The exercise
Return the records exactly as they are.

== Records supplied

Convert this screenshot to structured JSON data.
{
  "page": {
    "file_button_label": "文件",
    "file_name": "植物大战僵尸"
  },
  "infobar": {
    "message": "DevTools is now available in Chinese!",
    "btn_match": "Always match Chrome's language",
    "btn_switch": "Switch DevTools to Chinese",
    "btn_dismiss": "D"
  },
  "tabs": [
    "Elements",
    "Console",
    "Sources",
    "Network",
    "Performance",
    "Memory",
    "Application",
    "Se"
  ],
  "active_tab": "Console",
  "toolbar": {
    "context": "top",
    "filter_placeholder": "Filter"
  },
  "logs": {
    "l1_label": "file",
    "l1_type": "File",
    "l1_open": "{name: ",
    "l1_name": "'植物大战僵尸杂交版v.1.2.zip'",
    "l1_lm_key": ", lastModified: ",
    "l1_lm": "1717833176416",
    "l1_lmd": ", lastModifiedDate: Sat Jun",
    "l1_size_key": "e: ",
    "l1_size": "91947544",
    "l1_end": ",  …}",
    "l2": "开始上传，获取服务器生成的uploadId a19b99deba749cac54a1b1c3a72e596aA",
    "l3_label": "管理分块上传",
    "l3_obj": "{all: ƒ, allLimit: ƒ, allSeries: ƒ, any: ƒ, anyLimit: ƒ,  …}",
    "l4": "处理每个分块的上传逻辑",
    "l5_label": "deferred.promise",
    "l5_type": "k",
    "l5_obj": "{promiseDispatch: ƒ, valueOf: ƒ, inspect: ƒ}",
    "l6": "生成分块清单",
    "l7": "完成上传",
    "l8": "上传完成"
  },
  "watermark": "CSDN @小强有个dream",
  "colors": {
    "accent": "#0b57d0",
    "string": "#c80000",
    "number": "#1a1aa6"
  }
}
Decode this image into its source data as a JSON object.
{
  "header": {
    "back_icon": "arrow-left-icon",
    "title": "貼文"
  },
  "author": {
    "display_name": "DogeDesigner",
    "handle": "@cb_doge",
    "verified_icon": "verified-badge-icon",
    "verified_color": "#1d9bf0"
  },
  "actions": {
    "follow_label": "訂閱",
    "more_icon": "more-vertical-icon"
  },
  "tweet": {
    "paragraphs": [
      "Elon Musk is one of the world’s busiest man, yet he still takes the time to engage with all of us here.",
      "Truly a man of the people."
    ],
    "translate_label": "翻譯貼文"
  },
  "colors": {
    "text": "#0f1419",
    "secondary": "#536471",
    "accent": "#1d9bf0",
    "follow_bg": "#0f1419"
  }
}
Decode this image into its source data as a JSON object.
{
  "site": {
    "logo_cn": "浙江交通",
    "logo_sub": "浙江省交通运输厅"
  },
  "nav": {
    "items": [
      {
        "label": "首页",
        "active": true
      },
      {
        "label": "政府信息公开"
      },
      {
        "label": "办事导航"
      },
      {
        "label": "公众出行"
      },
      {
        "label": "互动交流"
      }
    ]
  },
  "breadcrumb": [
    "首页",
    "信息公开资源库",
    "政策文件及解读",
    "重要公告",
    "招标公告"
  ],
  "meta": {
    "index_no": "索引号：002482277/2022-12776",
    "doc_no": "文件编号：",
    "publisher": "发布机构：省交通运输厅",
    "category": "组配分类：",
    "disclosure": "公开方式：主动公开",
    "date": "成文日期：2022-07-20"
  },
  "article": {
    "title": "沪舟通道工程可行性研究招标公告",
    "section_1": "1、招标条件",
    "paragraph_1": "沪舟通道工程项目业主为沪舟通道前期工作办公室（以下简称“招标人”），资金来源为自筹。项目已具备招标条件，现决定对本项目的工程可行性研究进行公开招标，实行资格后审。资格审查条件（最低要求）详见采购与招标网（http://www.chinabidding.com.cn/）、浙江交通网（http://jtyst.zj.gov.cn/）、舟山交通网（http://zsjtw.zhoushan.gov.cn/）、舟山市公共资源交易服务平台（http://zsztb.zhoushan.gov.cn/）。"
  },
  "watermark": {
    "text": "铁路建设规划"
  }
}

====

Task solution
Convert this screenshot to structured JSON data.
{
  "page": {
    "file_button_label": "文件",
    "file_name": "植物大战僵尸"
  },
  "infobar": {
    "message": "DevTools is now available in Chinese!",
    "btn_match": "Always match Chrome's language",
    "btn_switch": "Switch DevTools to Chinese",
    "btn_dismiss": "D"
  },
  "tabs": [
    "Elements",
    "Console",
    "Sources",
    "Network",
    "Performance",
    "Memory",
    "Application",
    "Se"
  ],
  "active_tab": "Console",
  "toolbar": {
    "context": "top",
    "filter_placeholder": "Filter"
  },
  "logs": {
    "l1_label": "file",
    "l1_type": "File",
    "l1_open": "{name: ",
    "l1_name": "'植物大战僵尸杂交版v.1.2.zip'",
    "l1_lm_key": ", lastModified: ",
    "l1_lm": "1717833176416",
    "l1_lmd": ", lastModifiedDate: Sat Jun",
    "l1_size_key": "e: ",
    "l1_size": "91947544",
    "l1_end": ",  …}",
    "l2": "开始上传，获取服务器生成的uploadId a19b99deba749cac54a1b1c3a72e596aA",
    "l3_label": "管理分块上传",
    "l3_obj": "{all: ƒ, allLimit: ƒ, allSeries: ƒ, any: ƒ, anyLimit: ƒ,  …}",
    "l4": "处理每个分块的上传逻辑",
    "l5_label": "deferred.promise",
    "l5_type": "k",
    "l5_obj": "{promiseDispatch: ƒ, valueOf: ƒ, inspect: ƒ}",
    "l6": "生成分块清单",
    "l7": "完成上传",
    "l8": "上传完成"
  },
  "watermark": "CSDN @小强有个dream",
  "colors": {
    "accent": "#0b57d0",
    "string": "#c80000",
    "number": "#1a1aa6"
  }
}
Decode this image into its source data as a JSON object.
{
  "header": {
    "back_icon": "arrow-left-icon",
    "title": "貼文"
  },
  "author": {
    "display_name": "DogeDesigner",
    "handle": "@cb_doge",
    "verified_icon": "verified-badge-icon",
    "verified_color": "#1d9bf0"
  },
  "actions": {
    "follow_label": "訂閱",
    "more_icon": "more-vertical-icon"
  },
  "tweet": {
    "paragraphs": [
      "Elon Musk is one of the world’s busiest man, yet he still takes the time to engage with all of us here.",
      "Truly a man of the people."
    ],
    "translate_label": "翻譯貼文"
  },
  "colors": {
    "text": "#0f1419",
    "secondary": "#536471",
    "accent": "#1d9bf0",
    "follow_bg": "#0f1419"
  }
}
Decode this image into its source data as a JSON object.
{
  "site": {
    "logo_cn": "浙江交通",
    "logo_sub": "浙江省交通运输厅"
  },
  "nav": {
    "items": [
      {
        "label": "首页",
        "active": true
      },
      {
        "label": "政府信息公开"
      },
      {
        "label": "办事导航"
      },
      {
        "label": "公众出行"
      },
      {
        "label": "互动交流"
      }
    ]
  },
  "breadcrumb": [
    "首页",
    "信息公开资源库",
    "政策文件及解读",
    "重要公告",
    "招标公告"
  ],
  "meta": {
    "index_no": "索引号：002482277/2022-12776",
    "doc_no": "文件编号：",
    "publisher": "发布机构：省交通运输厅",
    "category": "组配分类：",
    "disclosure": "公开方式：主动公开",
    "date": "成文日期：2022-07-20"
  },
  "article": {
    "title": "沪舟通道工程可行性研究招标公告",
    "section_1": "1、招标条件",
    "paragraph_1": "沪舟通道工程项目业主为沪舟通道前期工作办公室（以下简称“招标人”），资金来源为自筹。项目已具备招标条件，现决定对本项目的工程可行性研究进行公开招标，实行资格后审。资格审查条件（最低要求）详见采购与招标网（http://www.chinabidding.com.cn/）、浙江交通网（http://jtyst.zj.gov.cn/）、舟山交通网（http://zsjtw.zhoushan.gov.cn/）、舟山市公共资源交易服务平台（http://zsztb.zhoushan.gov.cn/）。"
  },
  "watermark": {
    "text": "铁路建设规划"
  }
}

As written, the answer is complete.